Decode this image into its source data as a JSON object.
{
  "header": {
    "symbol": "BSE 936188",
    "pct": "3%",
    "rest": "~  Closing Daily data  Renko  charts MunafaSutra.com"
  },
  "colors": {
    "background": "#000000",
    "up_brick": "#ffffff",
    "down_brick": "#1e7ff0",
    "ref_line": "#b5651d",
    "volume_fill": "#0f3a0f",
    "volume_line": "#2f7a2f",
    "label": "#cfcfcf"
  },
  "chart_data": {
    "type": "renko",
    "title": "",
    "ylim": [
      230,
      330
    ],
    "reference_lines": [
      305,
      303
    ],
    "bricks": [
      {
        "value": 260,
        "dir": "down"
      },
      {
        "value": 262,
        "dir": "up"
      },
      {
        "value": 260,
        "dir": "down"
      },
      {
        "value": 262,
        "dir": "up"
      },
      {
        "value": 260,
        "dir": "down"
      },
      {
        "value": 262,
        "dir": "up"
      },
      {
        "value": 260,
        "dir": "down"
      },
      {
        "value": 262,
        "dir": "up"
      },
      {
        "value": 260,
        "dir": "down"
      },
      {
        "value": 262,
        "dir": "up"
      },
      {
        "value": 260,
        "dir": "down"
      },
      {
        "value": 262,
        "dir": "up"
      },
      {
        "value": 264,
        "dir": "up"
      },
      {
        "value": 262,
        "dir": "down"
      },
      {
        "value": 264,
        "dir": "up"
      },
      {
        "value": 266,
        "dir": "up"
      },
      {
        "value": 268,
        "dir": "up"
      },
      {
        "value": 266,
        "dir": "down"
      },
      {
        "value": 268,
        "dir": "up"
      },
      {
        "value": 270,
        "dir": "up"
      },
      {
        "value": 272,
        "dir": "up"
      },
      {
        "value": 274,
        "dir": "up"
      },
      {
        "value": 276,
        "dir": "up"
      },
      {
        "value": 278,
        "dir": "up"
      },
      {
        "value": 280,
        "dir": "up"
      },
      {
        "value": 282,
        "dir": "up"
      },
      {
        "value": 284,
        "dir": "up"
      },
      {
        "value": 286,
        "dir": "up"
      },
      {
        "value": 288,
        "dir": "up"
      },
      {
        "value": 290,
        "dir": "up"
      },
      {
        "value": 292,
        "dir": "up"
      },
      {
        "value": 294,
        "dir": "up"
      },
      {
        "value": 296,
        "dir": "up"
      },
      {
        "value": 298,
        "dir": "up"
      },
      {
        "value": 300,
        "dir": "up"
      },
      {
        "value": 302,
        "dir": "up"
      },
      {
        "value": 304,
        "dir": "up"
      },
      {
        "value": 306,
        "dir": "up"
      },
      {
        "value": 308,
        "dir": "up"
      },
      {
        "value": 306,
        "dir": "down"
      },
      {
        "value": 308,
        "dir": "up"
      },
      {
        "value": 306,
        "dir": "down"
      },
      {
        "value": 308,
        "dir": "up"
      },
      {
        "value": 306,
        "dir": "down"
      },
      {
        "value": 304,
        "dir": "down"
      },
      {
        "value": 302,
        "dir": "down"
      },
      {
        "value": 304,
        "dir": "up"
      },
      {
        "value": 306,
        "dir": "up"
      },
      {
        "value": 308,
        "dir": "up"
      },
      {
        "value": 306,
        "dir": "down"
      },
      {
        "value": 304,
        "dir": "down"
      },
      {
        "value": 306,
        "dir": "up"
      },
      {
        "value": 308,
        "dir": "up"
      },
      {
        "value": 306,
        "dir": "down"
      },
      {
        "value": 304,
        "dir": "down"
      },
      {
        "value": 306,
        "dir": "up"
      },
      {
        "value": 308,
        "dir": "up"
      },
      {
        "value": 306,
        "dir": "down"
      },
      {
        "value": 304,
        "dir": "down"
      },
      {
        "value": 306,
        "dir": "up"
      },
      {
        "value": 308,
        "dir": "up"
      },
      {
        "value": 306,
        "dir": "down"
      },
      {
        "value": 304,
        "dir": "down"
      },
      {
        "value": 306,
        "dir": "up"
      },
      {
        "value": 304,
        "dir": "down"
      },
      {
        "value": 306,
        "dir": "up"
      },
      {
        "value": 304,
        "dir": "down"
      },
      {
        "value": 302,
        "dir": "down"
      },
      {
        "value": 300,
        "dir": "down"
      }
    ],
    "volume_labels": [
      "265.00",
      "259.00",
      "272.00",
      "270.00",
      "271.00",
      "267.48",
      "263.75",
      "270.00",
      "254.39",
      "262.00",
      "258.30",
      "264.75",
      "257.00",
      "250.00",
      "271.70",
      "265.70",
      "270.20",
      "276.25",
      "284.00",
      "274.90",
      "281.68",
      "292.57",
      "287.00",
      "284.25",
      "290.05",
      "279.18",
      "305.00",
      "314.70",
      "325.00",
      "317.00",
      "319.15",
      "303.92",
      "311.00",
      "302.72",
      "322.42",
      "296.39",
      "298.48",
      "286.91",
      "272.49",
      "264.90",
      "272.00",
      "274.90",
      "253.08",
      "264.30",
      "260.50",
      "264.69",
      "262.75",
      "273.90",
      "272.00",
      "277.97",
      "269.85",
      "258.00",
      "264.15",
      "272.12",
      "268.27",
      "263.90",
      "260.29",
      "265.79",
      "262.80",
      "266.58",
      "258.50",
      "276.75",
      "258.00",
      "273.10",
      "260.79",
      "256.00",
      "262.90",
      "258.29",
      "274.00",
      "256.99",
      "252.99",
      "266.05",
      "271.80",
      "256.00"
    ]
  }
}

|---|

Transcribe the data. Leave every line exactly as it is.

--- Task output ---
Decode this image into its source data as a JSON object.
{
  "header": {
    "symbol": "BSE 936188",
    "pct": "3%",
    "rest": "~  Closing Daily data  Renko  charts MunafaSutra.com"
  },
  "colors": {
    "background": "#000000",
    "up_brick": "#ffffff",
    "down_brick": "#1e7ff0",
    "ref_line": "#b5651d",
    "volume_fill": "#0f3a0f",
    "volume_line": "#2f7a2f",
    "label": "#cfcfcf"
  },
  "chart_data": {
    "type": "renko",
    "title": "",
    "ylim": [
      230,
      330
    ],
    "reference_lines": [
      305,
      303
    ],
    "bricks": [
      {
        "value": 260,
        "dir": "down"
      },
      {
        "value": 262,
        "dir": "up"
      },
      {
        "value": 260,
        "dir": "down"
      },
      {
        "value": 262,
        "dir": "up"
      },
      {
        "value": 260,
        "dir": "down"
      },
      {
        "value": 262,
        "dir": "up"
      },
      {
        "value": 260,
        "dir": "down"
      },
      {
        "value": 262,
        "dir": "up"
      },
      {
        "value": 260,
        "dir": "down"
      },
      {
        "value": 262,
        "dir": "up"
      },
      {
        "value": 260,
        "dir": "down"
      },
      {
        "value": 262,
        "dir": "up"
      },
      {
        "value": 264,
        "dir": "up"
      },
      {
        "value": 262,
        "dir": "down"
      },
      {
        "value": 264,
        "dir": "up"
      },
      {
        "value": 266,
        "dir": "up"
      },
      {
        "value": 268,
        "dir": "up"
      },
      {
        "value": 266,
        "dir": "down"
      },
      {
        "value": 268,
        "dir": "up"
      },
      {
        "value": 270,
        "dir": "up"
      },
      {
        "value": 272,
        "dir": "up"
      },
      {
        "value": 274,
        "dir": "up"
      },
      {
        "value": 276,
        "dir": "up"
      },
      {
        "value": 278,
        "dir": "up"
      },
      {
        "value": 280,
        "dir": "up"
      },
      {
        "value": 282,
        "dir": "up"
      },
      {
        "value": 284,
        "dir": "up"
      },
      {
        "value": 286,
        "dir": "up"
      },
      {
        "value": 288,
        "dir": "up"
      },
      {
        "value": 290,
        "dir": "up"
      },
      {
        "value": 292,
        "dir": "up"
      },
      {
        "value": 294,
        "dir": "up"
      },
      {
        "value": 296,
        "dir": "up"
      },
      {
        "value": 298,
        "dir": "up"
      },
      {
        "value": 300,
        "dir": "up"
      },
      {
        "value": 302,
        "dir": "up"
      },
      {
        "value": 304,
        "dir": "up"
      },
      {
        "value": 306,
        "dir": "up"
      },
      {
        "value": 308,
        "dir": "up"
      },
      {
        "value": 306,
        "dir": "down"
      },
      {
        "value": 308,
        "dir": "up"
      },
      {
        "value": 306,
        "dir": "down"
      },
      {
        "value": 308,
        "dir": "up"
      },
      {
        "value": 306,
        "dir": "down"
      },
      {
        "value": 304,
        "dir": "down"
      },
      {
        "value": 302,
        "dir": "down"
      },
      {
        "value": 304,
        "dir": "up"
      },
      {
        "value": 306,
        "dir": "up"
      },
      {
        "value": 308,
        "dir": "up"
      },
      {
        "value": 306,
        "dir": "down"
      },
      {
        "value": 304,
        "dir": "down"
      },
      {
        "value": 306,
        "dir": "up"
      },
      {
        "value": 308,
        "dir": "up"
      },
      {
        "value": 306,
        "dir": "down"
      },
      {
        "value": 304,
        "dir": "down"
      },
      {
        "value": 306,
        "dir": "up"
      },
      {
        "value": 308,
        "dir": "up"
      },
      {
        "value": 306,
        "dir": "down"
      },
      {
        "value": 304,
        "dir": "down"
      },
      {
        "value": 306,
        "dir": "up"
      },
      {
        "value": 308,
        "dir": "up"
      },
      {
        "value": 306,
        "dir": "down"
      },
      {
        "value": 304,
        "dir": "down"
      },
      {
        "value": 306,
        "dir": "up"
      },
      {
        "value": 304,
        "dir": "down"
      },
      {
        "value": 306,
        "dir": "up"
      },
      {
        "value": 304,
        "dir": "down"
      },
      {
        "value": 302,
        "dir": "down"
      },
      {
        "value": 300,
        "dir": "down"
      }
    ],
    "volume_labels": [
      "265.00",
      "259.00",
      "272.00",
      "270.00",
      "271.00",
      "267.48",
      "263.75",
      "270.00",
      "254.39",
      "262.00",
      "258.30",
      "264.75",
      "257.00",
      "250.00",
      "271.70",
      "265.70",
      "270.20",
      "276.25",
      "284.00",
      "274.90",
      "281.68",
      "292.57",
      "287.00",
      "284.25",
      "290.05",
      "279.18",
      "305.00",
      "314.70",
      "325.00",
      "317.00",
      "319.15",
      "303.92",
      "311.00",
      "302.72",
      "322.42",
      "296.39",
      "298.48",
      "286.91",
      "272.49",
      "264.90",
      "272.00",
      "274.90",
      "253.08",
      "264.30",
      "260.50",
      "264.69",
      "262.75",
      "273.90",
      "272.00",
      "277.97",
      "269.85",
      "258.00",
      "264.15",
      "272.12",
      "268.27",
      "263.90",
      "260.29",
      "265.79",
      "262.80",
      "266.58",
      "258.50",
      "276.75",
      "258.00",
      "273.10",
      "260.79",
      "256.00",
      "262.90",
      "258.29",
      "274.00",
      "256.99",
      "252.99",
      "266.05",
      "271.80",
      "256.00"
    ]
  }
}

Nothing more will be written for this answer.